▶ _What is being asked_: Find and return each line containing "ylabel".

▶ _Material_:
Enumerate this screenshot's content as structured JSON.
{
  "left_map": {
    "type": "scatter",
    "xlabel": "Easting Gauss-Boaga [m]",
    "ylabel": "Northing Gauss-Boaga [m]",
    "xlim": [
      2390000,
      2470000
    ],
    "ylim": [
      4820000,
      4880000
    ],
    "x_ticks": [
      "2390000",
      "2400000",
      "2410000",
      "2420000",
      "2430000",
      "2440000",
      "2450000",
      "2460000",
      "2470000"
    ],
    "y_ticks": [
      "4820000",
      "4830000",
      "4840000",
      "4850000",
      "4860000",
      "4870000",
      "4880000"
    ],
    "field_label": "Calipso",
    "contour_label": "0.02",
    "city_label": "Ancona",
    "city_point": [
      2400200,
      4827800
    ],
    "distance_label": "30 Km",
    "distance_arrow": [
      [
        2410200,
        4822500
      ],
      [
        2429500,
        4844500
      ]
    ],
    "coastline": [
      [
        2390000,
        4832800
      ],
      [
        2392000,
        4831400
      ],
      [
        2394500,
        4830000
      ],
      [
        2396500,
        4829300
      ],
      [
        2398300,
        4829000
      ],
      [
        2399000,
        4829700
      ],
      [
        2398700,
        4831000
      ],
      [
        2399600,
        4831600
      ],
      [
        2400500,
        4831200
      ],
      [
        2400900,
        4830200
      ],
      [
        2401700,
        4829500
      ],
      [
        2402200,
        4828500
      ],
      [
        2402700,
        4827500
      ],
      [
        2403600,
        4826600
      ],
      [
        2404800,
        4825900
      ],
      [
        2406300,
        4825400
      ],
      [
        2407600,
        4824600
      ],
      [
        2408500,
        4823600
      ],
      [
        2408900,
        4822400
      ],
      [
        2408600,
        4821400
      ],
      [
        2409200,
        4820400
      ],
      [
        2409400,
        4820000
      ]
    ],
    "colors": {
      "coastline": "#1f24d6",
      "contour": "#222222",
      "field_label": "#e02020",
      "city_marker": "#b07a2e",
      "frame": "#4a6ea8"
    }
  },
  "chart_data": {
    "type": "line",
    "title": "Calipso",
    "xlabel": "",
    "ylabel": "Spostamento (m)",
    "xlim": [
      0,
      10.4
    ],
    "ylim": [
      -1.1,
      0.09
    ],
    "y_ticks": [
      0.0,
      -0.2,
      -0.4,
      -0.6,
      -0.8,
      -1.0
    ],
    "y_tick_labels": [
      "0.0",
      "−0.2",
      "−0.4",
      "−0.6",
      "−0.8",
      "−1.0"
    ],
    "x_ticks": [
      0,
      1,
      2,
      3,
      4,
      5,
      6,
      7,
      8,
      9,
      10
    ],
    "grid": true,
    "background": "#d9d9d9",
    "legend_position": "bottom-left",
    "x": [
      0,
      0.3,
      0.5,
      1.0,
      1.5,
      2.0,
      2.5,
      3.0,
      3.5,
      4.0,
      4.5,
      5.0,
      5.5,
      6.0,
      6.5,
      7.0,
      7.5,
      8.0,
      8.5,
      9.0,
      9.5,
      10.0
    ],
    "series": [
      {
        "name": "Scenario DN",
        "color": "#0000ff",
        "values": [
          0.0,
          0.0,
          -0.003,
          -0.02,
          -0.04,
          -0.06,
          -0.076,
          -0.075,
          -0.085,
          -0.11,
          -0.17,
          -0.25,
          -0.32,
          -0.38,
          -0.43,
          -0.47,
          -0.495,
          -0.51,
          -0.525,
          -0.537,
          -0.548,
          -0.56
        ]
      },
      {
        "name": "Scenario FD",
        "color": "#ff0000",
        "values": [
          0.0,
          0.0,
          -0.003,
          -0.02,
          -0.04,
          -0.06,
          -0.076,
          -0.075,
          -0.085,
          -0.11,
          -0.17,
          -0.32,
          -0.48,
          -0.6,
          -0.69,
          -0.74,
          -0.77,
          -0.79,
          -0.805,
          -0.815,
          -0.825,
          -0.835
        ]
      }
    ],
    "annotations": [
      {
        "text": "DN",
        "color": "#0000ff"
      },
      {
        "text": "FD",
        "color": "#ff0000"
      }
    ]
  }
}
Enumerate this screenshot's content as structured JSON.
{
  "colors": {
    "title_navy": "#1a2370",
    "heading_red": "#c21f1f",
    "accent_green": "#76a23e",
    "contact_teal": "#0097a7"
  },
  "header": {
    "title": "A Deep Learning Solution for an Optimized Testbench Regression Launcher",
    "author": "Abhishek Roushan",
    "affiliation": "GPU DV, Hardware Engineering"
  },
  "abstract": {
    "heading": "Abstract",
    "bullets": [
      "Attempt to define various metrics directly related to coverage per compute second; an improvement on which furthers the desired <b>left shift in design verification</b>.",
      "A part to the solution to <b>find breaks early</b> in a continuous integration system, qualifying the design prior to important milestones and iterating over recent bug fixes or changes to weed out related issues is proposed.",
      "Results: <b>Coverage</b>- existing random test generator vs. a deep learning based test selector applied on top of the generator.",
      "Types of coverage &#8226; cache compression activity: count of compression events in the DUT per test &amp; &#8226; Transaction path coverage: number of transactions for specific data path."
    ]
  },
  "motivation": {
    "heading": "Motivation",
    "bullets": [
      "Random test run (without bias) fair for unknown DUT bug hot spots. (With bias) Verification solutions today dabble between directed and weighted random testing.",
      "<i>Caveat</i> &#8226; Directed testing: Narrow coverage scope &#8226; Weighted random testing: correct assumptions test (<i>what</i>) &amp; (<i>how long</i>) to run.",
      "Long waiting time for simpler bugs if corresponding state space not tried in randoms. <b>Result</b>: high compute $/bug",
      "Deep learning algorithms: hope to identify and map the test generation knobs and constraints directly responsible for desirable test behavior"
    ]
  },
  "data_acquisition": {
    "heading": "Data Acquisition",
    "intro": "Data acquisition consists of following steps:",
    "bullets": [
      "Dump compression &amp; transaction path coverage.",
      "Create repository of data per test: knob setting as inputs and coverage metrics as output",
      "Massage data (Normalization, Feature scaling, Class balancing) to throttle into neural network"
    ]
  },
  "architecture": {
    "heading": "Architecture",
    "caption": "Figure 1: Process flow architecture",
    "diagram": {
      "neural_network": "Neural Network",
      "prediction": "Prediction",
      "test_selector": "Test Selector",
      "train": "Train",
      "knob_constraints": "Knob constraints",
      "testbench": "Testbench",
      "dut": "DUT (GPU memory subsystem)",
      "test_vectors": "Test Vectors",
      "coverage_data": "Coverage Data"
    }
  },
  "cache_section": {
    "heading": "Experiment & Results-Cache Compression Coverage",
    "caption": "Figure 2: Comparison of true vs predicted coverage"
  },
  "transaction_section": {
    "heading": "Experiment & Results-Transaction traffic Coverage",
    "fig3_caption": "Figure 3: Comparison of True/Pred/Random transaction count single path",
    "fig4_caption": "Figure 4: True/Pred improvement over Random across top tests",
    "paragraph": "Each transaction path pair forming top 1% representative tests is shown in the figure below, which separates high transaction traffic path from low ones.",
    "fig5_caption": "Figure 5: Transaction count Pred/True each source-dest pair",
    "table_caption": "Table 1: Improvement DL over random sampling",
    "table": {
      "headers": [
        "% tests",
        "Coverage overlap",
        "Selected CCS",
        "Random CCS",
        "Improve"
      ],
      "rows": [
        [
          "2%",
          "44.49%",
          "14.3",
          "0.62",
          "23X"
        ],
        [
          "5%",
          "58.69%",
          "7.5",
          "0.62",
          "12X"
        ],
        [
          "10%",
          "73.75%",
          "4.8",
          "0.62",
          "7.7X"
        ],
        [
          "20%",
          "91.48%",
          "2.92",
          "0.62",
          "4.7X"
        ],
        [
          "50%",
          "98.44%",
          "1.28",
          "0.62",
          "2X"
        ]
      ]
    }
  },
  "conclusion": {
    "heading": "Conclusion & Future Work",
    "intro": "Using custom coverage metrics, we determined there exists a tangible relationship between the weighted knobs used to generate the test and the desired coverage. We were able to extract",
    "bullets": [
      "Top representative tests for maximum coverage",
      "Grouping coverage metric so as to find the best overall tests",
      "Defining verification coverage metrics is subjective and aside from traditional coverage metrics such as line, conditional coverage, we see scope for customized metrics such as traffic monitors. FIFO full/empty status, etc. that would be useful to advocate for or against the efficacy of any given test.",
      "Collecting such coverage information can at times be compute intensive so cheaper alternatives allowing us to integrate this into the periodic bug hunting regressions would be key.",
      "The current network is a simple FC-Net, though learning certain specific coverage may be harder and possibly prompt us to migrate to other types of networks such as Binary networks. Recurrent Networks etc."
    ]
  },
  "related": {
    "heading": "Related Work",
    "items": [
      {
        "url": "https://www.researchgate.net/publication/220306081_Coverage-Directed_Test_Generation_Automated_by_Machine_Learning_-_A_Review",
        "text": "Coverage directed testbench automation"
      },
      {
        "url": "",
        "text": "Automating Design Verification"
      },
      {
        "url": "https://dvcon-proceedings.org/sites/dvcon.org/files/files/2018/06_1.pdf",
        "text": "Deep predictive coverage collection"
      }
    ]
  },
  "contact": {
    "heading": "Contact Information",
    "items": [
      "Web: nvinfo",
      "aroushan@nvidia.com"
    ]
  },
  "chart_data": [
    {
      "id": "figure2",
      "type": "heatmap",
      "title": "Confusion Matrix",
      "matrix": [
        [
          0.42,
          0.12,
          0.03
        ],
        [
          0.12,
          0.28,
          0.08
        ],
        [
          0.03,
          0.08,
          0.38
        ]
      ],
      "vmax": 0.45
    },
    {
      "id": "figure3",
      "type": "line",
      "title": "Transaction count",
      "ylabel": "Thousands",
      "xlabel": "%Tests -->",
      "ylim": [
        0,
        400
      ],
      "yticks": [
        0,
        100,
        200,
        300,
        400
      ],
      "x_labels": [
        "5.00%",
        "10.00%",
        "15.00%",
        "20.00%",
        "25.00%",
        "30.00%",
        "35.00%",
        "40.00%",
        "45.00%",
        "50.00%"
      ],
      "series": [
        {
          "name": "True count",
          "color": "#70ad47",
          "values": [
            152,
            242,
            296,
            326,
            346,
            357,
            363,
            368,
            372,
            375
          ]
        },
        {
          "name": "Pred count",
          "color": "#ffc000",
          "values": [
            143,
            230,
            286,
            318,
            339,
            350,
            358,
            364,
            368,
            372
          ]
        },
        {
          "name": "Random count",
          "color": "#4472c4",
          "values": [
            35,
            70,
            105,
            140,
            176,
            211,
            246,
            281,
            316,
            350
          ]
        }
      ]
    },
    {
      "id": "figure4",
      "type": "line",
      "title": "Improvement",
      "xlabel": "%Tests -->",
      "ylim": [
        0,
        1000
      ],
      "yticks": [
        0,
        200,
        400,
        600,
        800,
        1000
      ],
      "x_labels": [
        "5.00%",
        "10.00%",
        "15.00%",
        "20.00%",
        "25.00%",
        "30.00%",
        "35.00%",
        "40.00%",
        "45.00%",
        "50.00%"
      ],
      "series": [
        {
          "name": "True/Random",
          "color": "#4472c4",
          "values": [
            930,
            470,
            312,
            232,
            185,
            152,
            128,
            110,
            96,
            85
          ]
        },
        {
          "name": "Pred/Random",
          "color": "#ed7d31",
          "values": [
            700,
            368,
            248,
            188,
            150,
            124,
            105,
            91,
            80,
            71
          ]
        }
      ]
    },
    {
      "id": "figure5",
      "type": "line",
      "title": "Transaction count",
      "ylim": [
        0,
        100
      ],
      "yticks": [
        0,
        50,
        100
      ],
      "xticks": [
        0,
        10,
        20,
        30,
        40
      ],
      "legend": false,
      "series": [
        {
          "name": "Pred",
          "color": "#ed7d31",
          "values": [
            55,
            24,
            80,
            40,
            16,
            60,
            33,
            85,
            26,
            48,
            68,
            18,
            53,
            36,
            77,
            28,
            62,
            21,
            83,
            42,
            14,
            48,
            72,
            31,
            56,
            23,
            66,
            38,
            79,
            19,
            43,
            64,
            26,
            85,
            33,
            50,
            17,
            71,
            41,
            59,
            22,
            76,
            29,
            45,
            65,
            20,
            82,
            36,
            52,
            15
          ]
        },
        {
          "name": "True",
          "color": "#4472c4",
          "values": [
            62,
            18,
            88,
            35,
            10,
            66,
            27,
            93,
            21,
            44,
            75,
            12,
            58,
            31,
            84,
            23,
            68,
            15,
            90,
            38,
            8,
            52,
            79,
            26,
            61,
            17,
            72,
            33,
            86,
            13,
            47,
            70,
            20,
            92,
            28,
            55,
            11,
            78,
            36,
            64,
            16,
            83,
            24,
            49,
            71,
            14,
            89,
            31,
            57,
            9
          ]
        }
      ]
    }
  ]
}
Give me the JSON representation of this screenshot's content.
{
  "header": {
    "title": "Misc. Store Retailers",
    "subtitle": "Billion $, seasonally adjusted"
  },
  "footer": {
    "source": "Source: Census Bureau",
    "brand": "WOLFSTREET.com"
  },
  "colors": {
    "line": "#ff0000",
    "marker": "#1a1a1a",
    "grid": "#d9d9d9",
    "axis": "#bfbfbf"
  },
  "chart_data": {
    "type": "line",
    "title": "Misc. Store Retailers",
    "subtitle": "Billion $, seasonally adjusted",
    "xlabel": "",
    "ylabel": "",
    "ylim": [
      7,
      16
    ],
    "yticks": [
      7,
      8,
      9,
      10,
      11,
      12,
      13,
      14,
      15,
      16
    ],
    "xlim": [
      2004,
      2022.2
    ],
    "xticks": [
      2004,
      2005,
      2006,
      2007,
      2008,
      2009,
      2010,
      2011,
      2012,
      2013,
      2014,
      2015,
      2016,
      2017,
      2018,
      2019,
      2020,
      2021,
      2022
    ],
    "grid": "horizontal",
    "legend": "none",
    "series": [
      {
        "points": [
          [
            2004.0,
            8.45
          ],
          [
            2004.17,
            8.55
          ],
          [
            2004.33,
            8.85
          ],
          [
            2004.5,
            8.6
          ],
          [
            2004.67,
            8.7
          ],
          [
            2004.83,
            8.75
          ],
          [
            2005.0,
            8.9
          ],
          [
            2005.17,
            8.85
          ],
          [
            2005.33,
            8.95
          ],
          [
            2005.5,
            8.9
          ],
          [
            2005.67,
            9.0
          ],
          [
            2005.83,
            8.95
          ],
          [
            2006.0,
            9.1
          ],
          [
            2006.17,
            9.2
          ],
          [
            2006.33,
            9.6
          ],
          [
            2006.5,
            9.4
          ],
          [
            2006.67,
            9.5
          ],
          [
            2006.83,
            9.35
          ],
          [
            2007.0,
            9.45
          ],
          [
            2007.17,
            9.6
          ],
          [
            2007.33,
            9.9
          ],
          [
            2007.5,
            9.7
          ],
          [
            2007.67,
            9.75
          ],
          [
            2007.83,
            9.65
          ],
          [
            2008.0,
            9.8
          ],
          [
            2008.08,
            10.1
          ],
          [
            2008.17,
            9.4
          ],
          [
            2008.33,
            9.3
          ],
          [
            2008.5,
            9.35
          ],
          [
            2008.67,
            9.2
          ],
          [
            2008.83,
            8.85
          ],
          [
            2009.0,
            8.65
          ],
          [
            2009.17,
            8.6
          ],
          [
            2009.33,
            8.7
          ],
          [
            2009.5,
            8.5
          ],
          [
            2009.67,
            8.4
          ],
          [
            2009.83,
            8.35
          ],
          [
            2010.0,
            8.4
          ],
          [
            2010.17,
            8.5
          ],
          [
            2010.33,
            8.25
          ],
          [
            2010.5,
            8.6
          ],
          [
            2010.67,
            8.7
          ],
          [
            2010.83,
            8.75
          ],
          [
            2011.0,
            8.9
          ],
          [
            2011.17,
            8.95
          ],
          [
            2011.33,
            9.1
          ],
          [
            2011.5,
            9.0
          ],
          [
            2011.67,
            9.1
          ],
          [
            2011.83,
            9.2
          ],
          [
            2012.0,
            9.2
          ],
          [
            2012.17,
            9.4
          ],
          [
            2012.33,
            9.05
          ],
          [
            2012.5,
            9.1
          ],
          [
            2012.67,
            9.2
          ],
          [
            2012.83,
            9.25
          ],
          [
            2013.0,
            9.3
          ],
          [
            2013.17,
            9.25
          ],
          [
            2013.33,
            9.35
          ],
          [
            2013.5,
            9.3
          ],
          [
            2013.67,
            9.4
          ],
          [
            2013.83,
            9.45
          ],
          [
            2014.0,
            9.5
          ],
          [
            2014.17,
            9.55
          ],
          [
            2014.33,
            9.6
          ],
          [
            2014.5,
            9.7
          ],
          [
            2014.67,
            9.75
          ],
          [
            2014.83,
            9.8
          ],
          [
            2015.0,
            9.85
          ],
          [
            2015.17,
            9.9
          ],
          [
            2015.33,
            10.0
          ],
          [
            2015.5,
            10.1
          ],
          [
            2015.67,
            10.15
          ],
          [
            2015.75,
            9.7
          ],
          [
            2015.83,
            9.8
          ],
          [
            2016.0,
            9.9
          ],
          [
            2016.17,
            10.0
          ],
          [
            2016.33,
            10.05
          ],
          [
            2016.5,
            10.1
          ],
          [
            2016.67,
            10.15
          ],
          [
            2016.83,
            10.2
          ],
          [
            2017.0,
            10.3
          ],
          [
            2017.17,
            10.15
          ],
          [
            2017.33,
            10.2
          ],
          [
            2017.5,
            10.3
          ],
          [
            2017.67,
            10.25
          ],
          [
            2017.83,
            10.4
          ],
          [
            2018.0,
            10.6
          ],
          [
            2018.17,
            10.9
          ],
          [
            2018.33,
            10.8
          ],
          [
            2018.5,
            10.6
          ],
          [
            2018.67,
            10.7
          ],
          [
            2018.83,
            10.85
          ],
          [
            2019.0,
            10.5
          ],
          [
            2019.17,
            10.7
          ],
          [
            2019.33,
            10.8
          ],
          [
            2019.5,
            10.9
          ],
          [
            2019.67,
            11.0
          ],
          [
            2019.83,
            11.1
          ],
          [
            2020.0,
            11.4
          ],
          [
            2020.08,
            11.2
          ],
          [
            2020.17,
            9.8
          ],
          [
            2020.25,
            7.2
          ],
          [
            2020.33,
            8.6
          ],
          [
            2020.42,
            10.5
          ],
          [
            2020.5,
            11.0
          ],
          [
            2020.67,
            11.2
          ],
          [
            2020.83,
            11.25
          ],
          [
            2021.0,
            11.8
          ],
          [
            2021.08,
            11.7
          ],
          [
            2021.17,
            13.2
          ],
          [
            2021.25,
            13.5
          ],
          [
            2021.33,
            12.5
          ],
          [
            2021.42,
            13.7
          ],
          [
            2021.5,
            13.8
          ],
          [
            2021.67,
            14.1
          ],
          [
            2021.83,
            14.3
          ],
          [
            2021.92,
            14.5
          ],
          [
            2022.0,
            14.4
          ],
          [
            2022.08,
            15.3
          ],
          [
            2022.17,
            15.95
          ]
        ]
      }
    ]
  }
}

▶ _Exercise answer_:
    "ylabel": "Northing Gauss-Boaga [m]",
    "ylabel": "Spostamento (m)",
      "ylabel": "Thousands",
    "ylabel": "",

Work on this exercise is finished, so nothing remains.